§ **TASK DIRECTIONS**:
Find the string "SRMTID" in the entries and copy each line that has it.
------------------------------------
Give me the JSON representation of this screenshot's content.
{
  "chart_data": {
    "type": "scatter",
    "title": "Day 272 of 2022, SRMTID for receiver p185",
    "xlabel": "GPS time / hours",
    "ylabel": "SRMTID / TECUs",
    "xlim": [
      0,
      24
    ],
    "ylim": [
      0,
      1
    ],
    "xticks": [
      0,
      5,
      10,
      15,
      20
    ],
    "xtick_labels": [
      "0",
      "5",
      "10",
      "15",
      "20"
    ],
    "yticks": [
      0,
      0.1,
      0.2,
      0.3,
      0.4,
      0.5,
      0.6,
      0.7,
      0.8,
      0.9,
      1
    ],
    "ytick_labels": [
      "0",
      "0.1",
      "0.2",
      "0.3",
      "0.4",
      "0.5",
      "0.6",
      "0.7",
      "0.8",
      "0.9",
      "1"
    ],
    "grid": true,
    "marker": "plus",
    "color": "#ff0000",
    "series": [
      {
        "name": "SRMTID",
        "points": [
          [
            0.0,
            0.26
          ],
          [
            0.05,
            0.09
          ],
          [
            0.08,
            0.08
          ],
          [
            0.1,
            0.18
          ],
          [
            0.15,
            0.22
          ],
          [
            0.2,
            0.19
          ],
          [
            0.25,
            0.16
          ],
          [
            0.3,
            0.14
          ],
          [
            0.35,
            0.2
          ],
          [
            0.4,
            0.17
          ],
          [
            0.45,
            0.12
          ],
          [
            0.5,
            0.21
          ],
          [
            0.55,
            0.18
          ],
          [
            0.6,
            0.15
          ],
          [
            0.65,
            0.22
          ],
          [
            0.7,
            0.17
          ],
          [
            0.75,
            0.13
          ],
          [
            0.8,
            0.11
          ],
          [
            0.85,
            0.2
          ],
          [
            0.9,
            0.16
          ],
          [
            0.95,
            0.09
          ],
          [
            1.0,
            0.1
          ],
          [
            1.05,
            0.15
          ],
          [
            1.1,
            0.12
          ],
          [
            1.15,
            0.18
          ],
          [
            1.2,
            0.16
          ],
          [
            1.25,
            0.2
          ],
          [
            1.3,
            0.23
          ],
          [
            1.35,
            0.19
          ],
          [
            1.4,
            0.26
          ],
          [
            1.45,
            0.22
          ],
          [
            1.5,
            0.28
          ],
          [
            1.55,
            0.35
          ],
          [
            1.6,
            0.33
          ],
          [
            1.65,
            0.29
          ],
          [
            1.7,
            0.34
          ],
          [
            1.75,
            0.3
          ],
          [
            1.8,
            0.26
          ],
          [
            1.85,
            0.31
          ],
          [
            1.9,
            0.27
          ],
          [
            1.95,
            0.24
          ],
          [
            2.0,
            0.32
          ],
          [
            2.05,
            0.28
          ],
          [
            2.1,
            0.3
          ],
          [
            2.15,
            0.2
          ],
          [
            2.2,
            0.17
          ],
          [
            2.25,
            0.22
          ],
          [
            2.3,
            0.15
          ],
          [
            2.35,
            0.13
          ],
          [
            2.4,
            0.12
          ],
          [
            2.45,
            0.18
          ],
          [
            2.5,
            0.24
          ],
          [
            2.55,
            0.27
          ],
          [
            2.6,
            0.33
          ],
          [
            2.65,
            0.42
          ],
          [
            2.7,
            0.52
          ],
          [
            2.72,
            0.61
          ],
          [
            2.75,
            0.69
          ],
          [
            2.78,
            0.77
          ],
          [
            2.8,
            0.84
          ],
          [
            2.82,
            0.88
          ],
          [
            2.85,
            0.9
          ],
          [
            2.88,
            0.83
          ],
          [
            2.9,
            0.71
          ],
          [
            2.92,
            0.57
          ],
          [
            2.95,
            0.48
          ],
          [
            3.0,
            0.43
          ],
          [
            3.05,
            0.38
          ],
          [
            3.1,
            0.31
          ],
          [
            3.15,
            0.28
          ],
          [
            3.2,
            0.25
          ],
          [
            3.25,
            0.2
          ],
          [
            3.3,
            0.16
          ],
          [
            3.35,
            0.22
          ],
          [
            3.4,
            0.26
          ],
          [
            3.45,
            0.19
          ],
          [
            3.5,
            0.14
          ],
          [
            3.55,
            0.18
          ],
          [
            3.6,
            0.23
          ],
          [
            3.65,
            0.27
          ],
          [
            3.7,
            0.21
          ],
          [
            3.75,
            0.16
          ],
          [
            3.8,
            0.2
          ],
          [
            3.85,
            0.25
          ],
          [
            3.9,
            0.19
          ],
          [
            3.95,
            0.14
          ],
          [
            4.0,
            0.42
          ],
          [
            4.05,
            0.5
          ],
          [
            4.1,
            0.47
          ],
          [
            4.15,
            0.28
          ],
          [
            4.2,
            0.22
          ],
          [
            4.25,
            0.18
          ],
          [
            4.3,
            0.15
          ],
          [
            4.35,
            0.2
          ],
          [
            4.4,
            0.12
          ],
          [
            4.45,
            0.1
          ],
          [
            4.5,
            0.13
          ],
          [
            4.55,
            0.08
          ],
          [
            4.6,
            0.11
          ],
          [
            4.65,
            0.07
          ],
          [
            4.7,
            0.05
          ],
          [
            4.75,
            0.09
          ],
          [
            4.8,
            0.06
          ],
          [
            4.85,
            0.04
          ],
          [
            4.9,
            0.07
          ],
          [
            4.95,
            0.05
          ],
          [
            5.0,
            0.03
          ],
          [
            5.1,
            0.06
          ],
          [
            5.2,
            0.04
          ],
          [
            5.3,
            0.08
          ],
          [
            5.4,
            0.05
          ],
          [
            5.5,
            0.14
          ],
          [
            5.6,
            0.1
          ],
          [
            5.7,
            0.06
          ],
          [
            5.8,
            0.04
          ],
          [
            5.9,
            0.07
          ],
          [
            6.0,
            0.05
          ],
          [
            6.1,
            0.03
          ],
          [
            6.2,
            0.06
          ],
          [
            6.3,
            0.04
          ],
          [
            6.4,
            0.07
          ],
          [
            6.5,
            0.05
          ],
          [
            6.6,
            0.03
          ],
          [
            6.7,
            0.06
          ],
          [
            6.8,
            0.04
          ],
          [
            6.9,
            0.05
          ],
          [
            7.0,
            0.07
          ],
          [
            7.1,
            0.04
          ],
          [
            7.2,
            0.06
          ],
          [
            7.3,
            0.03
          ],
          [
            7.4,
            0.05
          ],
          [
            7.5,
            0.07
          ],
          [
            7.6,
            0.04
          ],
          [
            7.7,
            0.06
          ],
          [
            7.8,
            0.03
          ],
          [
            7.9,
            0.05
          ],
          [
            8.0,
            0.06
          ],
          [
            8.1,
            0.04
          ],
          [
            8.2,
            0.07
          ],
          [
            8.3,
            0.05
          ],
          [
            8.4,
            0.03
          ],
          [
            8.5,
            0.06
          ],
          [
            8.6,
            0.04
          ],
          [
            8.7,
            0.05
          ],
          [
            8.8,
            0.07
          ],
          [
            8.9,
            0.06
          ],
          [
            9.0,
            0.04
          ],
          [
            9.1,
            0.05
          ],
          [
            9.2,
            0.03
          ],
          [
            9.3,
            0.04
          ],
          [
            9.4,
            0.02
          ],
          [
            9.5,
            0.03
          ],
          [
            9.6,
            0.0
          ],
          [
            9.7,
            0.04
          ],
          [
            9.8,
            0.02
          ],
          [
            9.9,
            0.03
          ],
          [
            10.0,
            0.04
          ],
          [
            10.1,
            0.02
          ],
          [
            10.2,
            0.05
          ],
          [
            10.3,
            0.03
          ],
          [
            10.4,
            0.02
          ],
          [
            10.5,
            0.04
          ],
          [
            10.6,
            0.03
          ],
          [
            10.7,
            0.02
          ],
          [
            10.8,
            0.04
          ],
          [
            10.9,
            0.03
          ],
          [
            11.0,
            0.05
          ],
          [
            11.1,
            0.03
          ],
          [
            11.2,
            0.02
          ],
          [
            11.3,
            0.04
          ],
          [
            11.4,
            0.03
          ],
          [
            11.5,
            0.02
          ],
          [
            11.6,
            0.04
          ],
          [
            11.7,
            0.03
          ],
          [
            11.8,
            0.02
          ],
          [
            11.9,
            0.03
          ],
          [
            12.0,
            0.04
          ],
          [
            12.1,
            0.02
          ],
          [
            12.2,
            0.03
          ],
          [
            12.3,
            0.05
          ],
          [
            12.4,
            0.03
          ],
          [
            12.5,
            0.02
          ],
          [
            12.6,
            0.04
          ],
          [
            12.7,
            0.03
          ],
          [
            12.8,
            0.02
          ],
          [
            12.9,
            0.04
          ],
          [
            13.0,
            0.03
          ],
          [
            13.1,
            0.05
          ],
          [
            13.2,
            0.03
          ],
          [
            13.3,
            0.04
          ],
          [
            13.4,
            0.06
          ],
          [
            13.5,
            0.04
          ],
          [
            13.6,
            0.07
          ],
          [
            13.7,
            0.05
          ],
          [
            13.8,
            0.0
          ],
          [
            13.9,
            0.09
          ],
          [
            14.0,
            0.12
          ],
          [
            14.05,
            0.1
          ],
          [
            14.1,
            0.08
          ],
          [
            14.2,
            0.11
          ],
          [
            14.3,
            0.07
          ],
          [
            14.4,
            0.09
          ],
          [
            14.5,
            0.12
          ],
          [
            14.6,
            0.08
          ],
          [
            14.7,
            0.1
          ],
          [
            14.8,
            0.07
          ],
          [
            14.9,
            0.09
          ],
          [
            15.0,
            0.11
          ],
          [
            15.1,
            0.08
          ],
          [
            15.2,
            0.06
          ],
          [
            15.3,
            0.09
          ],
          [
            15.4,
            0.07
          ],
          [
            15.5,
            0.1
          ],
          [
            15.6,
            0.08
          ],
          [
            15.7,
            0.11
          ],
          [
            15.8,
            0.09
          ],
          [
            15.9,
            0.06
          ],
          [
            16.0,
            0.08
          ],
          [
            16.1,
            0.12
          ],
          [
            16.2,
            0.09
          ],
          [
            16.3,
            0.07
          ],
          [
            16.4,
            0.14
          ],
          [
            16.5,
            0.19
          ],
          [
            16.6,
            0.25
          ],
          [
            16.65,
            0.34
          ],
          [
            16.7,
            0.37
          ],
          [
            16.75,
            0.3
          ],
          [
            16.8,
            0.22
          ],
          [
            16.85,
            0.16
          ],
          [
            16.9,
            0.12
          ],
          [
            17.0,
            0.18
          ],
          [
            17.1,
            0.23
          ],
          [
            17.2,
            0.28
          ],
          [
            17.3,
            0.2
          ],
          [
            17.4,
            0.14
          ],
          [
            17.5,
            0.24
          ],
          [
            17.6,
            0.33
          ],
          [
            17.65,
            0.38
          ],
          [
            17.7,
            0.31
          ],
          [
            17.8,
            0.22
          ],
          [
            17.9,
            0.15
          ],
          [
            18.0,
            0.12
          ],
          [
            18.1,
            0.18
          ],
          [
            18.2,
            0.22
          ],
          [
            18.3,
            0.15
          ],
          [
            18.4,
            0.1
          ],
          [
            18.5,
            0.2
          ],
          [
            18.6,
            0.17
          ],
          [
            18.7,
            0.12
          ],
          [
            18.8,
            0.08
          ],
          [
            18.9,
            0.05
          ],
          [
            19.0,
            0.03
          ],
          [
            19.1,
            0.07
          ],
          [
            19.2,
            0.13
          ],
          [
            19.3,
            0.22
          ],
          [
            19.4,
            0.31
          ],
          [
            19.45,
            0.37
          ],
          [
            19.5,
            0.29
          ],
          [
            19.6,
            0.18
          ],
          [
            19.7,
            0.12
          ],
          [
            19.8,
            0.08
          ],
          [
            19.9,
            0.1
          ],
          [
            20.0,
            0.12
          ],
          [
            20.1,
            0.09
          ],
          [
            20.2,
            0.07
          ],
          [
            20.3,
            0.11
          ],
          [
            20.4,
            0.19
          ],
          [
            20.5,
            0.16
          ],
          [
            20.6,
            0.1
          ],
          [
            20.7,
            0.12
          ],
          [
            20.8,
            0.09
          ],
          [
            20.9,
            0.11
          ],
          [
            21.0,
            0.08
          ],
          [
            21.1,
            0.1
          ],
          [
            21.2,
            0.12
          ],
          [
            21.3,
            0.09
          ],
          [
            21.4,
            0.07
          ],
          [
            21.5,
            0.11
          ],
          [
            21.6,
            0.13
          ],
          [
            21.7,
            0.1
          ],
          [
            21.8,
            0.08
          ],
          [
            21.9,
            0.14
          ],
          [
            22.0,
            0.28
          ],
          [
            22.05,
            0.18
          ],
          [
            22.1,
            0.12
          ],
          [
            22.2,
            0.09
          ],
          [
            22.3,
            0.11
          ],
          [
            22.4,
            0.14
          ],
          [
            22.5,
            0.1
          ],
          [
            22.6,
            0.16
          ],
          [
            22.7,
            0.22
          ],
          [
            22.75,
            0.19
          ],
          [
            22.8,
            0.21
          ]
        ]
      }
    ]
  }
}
------------------------------------
§ **PROBLEM SOLUTION**:
    "title": "Day 272 of 2022, SRMTID for receiver p185",
    "ylabel": "SRMTID / TECUs",
        "name": "SRMTID",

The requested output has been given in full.